**Brief**
Pull out each line of the records holding the string "Please".
▬▬▬▬▬▬▬▬▬▬
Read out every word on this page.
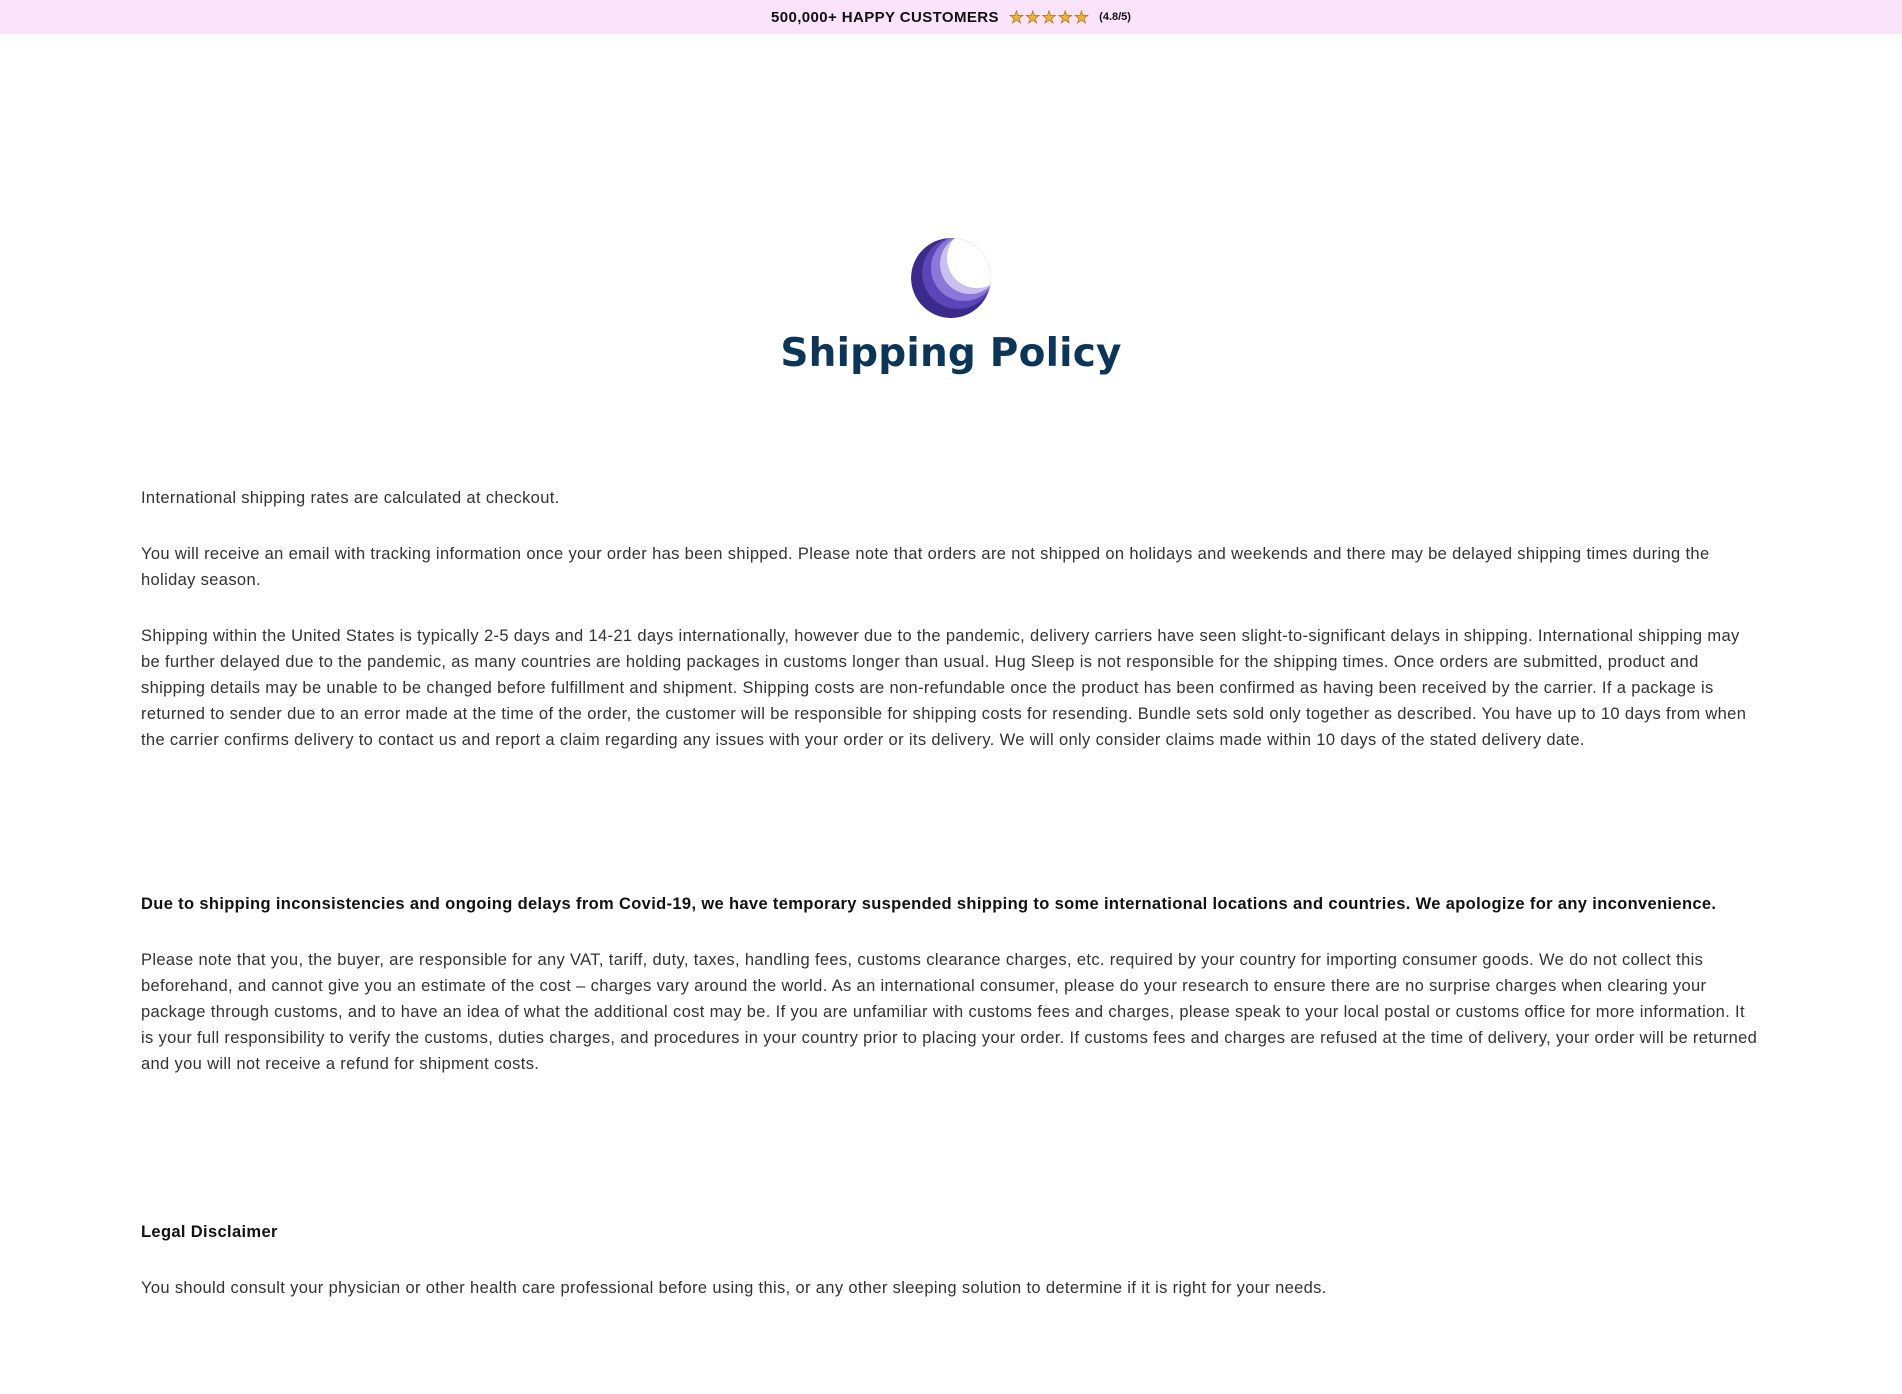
500,000+ HAPPY CUSTOMERS ★ ★ ★ ★ ★ (4.8/5)
Shipping Policy

International shipping rates are calculated at checkout.

You will receive an email with tracking information once your order has been shipped. Please note that orders are not shipped on holidays and weekends and there may be delayed shipping times during the holiday season.

Shipping within the United States is typically 2-5 days and 14-21 days internationally, however due to the pandemic, delivery carriers have seen slight-to-significant delays in shipping. International shipping may be further delayed due to the pandemic, as many countries are holding packages in customs longer than usual. Hug Sleep is not responsible for the shipping times. Once orders are submitted, product and shipping details may be unable to be changed before fulfillment and shipment. Shipping costs are non-refundable once the product has been confirmed as having been received by the carrier. If a package is returned to sender due to an error made at the time of the order, the customer will be responsible for shipping costs for resending. Bundle sets sold only together as described. You have up to 10 days from when the carrier confirms delivery to contact us and report a claim regarding any issues with your order or its delivery. We will only consider claims made within 10 days of the stated delivery date.

Due to shipping inconsistencies and ongoing delays from Covid-19, we have temporary suspended shipping to some international locations and countries. We apologize for any inconvenience.

Please note that you, the buyer, are responsible for any VAT, tariff, duty, taxes, handling fees, customs clearance charges, etc. required by your country for importing consumer goods. We do not collect this beforehand, and cannot give you an estimate of the cost – charges vary around the world. As an international consumer, please do your research to ensure there are no surprise charges when clearing your package through customs, and to have an idea of what the additional cost may be. If you are unfamiliar with customs fees and charges, please speak to your local postal or customs office for more information. It is your full responsibility to verify the customs, duties charges, and procedures in your country prior to placing your order. If customs fees and charges are refused at the time of delivery, your order will be returned and you will not receive a refund for shipment costs.

Legal Disclaimer

You should consult your physician or other health care professional before using this, or any other sleeping solution to determine if it is right for your needs.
▬▬▬▬▬▬▬▬▬▬
**Solution**
You will receive an email with tracking information once your order has been shipped. Please note that orders are not shipped on holidays and weekends and there may be delayed shipping times during the holiday season.
Please note that you, the buyer, are responsible for any VAT, tariff, duty, taxes, handling fees, customs clearance charges, etc. required by your country for importing consumer goods. We do not collect this beforehand, and cannot give you an estimate of the cost – charges vary around the world. As an international consumer, please do your research to ensure there are no surprise charges when clearing your package through customs, and to have an idea of what the additional cost may be. If you are unfamiliar with customs fees and charges, please speak to your local postal or customs office for more information. It is your full responsibility to verify the customs, duties charges, and procedures in your country prior to placing your order. If customs fees and charges are refused at the time of delivery, your order will be returned and you will not receive a refund for shipment costs.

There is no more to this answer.